Which lines below hold the word "durch"? Copy all of them.

==*==

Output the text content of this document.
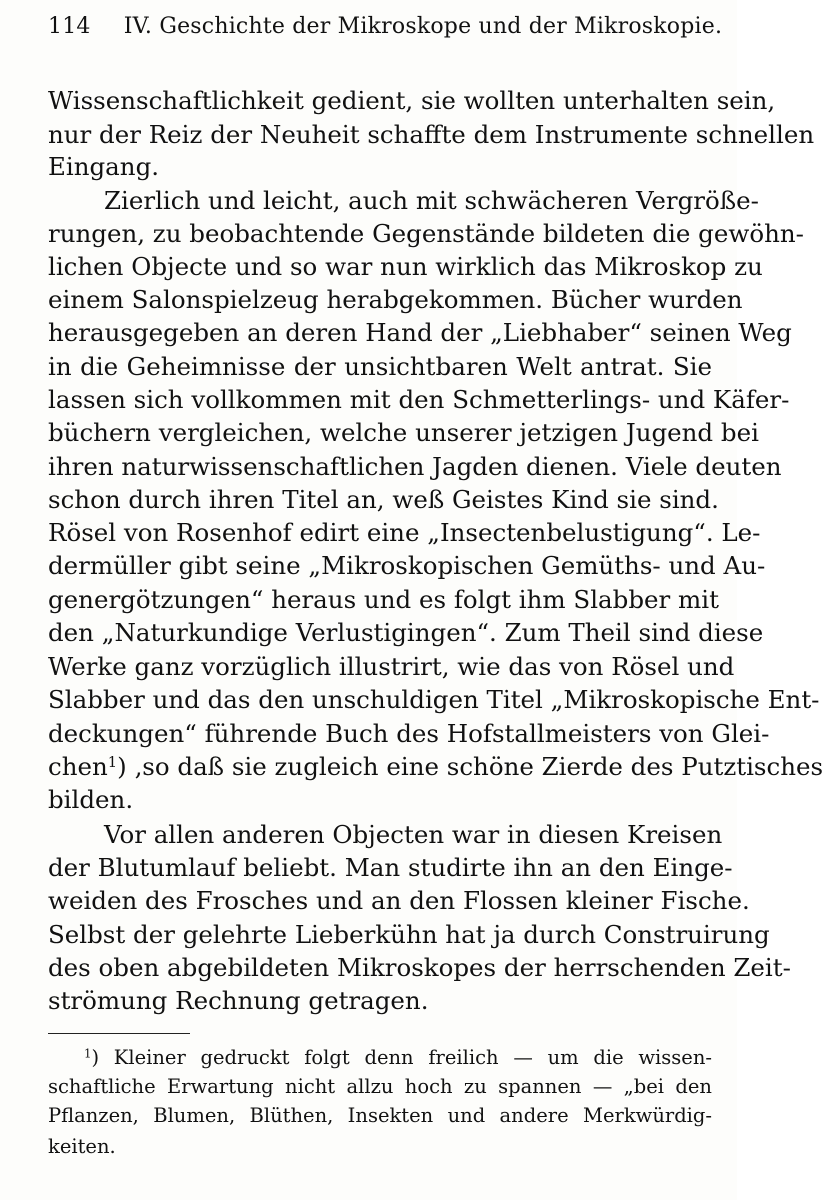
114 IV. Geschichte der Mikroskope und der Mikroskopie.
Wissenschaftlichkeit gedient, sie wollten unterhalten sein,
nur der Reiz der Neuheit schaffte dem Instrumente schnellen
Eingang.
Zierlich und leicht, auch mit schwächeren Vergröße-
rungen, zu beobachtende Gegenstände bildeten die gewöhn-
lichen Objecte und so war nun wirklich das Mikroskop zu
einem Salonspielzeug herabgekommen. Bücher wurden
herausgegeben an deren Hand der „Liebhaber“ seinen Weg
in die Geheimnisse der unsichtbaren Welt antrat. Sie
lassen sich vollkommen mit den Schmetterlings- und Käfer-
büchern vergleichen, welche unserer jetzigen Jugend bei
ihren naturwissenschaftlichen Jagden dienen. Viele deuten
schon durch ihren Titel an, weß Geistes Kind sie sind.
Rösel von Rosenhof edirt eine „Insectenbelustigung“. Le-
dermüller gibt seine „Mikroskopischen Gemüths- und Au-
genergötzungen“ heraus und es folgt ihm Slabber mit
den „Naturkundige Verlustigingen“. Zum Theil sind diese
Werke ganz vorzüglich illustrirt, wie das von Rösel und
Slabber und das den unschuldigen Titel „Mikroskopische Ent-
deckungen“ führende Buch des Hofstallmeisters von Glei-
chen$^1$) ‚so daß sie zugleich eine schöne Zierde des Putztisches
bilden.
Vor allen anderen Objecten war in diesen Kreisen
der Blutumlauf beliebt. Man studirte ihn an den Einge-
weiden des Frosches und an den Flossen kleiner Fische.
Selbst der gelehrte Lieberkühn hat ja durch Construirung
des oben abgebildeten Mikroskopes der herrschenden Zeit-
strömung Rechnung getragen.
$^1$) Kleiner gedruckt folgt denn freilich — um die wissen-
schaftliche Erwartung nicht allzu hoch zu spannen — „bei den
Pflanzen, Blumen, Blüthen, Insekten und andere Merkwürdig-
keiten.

==*==

RESPONSE BELOW:
schon durch ihren Titel an, weß Geistes Kind sie sind.
Selbst der gelehrte Lieberkühn hat ja durch Construirung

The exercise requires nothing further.